**Text shown:**
^^^^

The party grew louder. Fatigue set in. Even a DJ gets a break every hour, right? Some of the catering staff tried to get in line for a reading but were swiftly banished from the upstairs area and sent back to work.

I was preparing for my next reading with a warm smile and as much positive attitude as I could muster when I realized that I had already given three nonstop hours of readings. I had been booked for four hours, and there was still a long list of names left on the chart Anne had drawn up much like an appointment list.

A giant, leering blonde looked as if she might tear my head off if I didn’t get to her soon. The back of my throat ached, signaling that I stood a good chance of spending the next day or two with laryngitis. This would affect my next night’s booking, which was expected to last four hours as well, with the possibility of lots of overtime.

I realized I needed to pace myself. As I stood up to stretch my legs for the first time that evening, a redhead in a green beret broke out of the line and yelled in a boozy mist of bad perfume and vodka, “Where’re you going?”

I responded with, “Well, actually I’m going to take a ten-minute break.”

“They let you people take breaks?”

The “you people” momentarily stopped me dead in my tracks. I wisely counted to ten and tamed my temper. As had happened on other occasions, this could be the very person paying my bill at either a later job or even tonight. I moved cautiously toward the door.

“But you can’t leave!” she insisted. “I have been waiting in this line for over a half an hour to get my reading from you and now you’re leaving?”

A quick read of this person, without the necessity of any remotely psychic talents, told me that trying to reason with her or rely on her sense of common decency would never work. I quickly decided instead to just try to avoid conflict.

^^^^

**Exercise A:**
Reproduce the entries from their first line through the line containing "x-tick-label: 31 дек. 25 [940, 398, 980, 408]", substituting "spike-line" for every "peak-line" and leaving everything else unchanged.
The passage about the party readings and the entries are two unrelated pieces of material.

**Provided data:**
^^^^

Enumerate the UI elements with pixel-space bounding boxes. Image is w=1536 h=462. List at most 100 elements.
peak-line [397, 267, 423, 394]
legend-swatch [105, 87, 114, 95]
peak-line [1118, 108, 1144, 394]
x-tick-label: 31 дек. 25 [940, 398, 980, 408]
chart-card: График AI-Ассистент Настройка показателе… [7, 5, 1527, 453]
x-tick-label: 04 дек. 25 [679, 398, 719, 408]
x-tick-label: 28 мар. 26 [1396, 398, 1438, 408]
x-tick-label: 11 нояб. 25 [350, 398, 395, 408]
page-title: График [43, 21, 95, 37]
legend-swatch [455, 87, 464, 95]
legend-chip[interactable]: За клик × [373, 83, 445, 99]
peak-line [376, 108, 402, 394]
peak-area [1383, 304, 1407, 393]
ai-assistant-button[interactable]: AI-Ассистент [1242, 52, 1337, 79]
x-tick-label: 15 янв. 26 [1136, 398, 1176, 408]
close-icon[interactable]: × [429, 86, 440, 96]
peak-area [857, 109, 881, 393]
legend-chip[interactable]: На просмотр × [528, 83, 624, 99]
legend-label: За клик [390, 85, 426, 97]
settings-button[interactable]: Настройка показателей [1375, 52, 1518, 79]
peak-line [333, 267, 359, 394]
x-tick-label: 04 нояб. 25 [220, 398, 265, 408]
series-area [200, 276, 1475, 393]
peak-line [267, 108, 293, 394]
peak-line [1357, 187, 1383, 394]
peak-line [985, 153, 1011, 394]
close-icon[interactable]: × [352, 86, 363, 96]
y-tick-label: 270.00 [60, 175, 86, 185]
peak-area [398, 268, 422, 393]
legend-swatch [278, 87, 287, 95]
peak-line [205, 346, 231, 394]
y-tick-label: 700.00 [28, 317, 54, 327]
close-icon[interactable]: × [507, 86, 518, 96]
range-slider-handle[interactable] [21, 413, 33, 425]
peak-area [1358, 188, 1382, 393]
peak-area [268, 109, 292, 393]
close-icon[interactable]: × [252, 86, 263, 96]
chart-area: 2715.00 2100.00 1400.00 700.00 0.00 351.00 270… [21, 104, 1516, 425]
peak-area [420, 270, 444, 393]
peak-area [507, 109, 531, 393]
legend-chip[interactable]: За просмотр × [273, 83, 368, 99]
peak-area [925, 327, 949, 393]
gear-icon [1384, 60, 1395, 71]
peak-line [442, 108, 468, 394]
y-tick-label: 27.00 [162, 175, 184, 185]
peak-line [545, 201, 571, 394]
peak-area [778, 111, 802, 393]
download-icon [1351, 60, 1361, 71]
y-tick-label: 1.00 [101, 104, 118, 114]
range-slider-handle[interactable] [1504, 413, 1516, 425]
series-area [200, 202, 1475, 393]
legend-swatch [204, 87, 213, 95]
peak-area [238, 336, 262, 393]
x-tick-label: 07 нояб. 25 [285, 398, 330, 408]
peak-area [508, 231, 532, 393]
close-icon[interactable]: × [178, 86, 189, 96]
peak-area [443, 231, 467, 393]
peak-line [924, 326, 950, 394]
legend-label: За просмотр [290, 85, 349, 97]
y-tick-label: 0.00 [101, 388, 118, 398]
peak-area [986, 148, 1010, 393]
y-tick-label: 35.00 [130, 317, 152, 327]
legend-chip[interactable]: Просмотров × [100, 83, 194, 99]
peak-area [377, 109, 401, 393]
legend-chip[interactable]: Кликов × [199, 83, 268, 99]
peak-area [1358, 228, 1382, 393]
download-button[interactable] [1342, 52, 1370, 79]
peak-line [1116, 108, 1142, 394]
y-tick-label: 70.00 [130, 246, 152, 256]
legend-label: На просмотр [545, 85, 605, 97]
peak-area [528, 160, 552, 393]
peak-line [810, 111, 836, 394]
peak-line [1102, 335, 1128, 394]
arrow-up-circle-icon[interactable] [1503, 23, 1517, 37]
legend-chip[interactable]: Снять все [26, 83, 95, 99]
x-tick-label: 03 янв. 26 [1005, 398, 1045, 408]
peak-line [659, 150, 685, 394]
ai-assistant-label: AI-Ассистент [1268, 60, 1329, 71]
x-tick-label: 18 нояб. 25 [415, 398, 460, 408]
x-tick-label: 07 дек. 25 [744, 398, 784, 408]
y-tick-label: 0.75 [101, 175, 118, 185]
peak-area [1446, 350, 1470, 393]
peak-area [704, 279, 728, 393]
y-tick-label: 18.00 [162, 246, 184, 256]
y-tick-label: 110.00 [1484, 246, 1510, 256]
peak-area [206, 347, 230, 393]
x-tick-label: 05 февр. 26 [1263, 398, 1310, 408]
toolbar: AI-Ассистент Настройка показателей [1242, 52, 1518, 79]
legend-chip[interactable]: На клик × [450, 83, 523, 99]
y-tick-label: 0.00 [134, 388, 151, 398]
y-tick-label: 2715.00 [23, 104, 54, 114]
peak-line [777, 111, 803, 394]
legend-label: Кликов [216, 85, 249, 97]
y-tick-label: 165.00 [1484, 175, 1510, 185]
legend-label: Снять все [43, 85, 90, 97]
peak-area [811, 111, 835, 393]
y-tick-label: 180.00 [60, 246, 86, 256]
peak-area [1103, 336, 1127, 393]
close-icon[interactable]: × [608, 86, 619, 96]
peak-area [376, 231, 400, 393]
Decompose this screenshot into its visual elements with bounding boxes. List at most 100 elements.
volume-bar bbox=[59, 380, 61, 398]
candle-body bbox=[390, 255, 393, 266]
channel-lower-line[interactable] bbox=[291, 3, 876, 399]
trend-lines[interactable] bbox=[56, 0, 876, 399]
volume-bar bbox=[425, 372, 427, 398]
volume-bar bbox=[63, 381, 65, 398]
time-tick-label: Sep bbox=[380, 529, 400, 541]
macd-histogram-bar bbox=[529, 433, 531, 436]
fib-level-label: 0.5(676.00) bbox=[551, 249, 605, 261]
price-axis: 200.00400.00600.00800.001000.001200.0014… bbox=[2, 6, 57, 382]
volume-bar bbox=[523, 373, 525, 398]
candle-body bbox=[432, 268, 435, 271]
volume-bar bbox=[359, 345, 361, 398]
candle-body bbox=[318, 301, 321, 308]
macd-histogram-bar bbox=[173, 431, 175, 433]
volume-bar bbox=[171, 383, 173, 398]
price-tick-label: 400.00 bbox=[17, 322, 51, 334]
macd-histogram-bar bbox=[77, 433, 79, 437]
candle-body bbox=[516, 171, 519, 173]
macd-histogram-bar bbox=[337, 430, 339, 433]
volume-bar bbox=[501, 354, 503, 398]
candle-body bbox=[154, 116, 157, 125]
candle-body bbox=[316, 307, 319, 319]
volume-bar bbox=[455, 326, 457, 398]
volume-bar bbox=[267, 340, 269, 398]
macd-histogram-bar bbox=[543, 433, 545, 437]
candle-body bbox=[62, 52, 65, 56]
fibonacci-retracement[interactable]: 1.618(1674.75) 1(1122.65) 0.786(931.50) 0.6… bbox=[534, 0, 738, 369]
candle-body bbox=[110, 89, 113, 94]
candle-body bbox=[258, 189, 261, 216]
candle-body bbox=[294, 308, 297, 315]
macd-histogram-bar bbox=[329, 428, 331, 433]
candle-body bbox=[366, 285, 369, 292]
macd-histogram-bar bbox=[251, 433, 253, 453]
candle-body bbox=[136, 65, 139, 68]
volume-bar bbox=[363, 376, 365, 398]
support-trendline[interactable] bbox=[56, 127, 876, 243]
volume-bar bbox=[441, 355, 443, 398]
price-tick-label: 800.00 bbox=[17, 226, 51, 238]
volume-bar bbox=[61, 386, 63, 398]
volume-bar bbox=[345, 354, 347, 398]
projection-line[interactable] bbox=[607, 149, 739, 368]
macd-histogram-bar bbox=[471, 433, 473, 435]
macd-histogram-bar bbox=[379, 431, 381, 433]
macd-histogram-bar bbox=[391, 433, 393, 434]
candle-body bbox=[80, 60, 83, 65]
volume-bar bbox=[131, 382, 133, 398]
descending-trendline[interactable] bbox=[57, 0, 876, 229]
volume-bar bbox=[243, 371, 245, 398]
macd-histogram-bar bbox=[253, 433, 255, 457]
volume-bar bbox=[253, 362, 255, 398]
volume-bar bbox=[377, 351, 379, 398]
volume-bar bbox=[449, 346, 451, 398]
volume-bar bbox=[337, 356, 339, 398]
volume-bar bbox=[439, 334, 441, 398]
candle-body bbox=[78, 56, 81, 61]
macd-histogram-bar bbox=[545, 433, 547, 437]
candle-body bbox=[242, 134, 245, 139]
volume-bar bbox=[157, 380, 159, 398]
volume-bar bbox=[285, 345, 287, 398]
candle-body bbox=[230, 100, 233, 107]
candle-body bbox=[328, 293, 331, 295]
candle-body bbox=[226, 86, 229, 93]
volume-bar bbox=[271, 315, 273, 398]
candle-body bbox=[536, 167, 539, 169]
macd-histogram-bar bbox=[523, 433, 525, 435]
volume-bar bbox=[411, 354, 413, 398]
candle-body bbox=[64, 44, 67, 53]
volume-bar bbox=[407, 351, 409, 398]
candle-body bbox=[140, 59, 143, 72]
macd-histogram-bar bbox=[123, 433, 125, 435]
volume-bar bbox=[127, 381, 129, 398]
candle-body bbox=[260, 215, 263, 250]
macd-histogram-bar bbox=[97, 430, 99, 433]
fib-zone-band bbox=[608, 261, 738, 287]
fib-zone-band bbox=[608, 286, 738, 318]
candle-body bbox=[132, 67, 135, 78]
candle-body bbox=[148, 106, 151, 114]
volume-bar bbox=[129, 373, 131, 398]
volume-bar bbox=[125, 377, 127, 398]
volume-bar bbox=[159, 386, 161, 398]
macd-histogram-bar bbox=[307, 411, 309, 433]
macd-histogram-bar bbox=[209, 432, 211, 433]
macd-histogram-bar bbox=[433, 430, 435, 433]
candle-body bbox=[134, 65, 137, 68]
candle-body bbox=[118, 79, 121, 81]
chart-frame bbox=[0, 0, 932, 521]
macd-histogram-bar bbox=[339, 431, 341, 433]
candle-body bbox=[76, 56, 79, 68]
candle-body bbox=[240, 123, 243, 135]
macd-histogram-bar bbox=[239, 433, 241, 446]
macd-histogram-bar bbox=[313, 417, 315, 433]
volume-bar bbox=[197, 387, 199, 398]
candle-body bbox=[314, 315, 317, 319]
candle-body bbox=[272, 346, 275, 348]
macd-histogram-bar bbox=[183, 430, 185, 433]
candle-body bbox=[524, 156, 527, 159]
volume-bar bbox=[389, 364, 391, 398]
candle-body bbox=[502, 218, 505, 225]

^^^^

**Exercise B:**
Print the passage about the party readings again in full, word for word.

**Exercise result A:**
Enumerate the UI elements with pixel-space bounding boxes. Image is w=1536 h=462. List at most 100 elements.
spike-line [397, 267, 423, 394]
legend-swatch [105, 87, 114, 95]
spike-line [1118, 108, 1144, 394]
x-tick-label: 31 дек. 25 [940, 398, 980, 408]

**Exercise result B:**
The party grew louder. Fatigue set in. Even a DJ gets a break every hour, right? Some of the catering staff tried to get in line for a reading but were swiftly banished from the upstairs area and sent back to work.

I was preparing for my next reading with a warm smile and as much positive attitude as I could muster when I realized that I had already given three nonstop hours of readings. I had been booked for four hours, and there was still a long list of names left on the chart Anne had drawn up much like an appointment list.

A giant, leering blonde looked as if she might tear my head off if I didn’t get to her soon. The back of my throat ached, signaling that I stood a good chance of spending the next day or two with laryngitis. This would affect my next night’s booking, which was expected to last four hours as well, with the possibility of lots of overtime.

I realized I needed to pace myself. As I stood up to stretch my legs for the first time that evening, a redhead in a green beret broke out of the line and yelled in a boozy mist of bad perfume and vodka, “Where’re you going?”

I responded with, “Well, actually I’m going to take a ten-minute break.”

“They let you people take breaks?”

The “you people” momentarily stopped me dead in my tracks. I wisely counted to ten and tamed my temper. As had happened on other occasions, this could be the very person paying my bill at either a later job or even tonight. I moved cautiously toward the door.

“But you can’t leave!” she insisted. “I have been waiting in this line for over a half an hour to get my reading from you and now you’re leaving?”

A quick read of this person, without the necessity of any remotely psychic talents, told me that trying to reason with her or rely on her sense of common decency would never work. I quickly decided instead to just try to avoid conflict.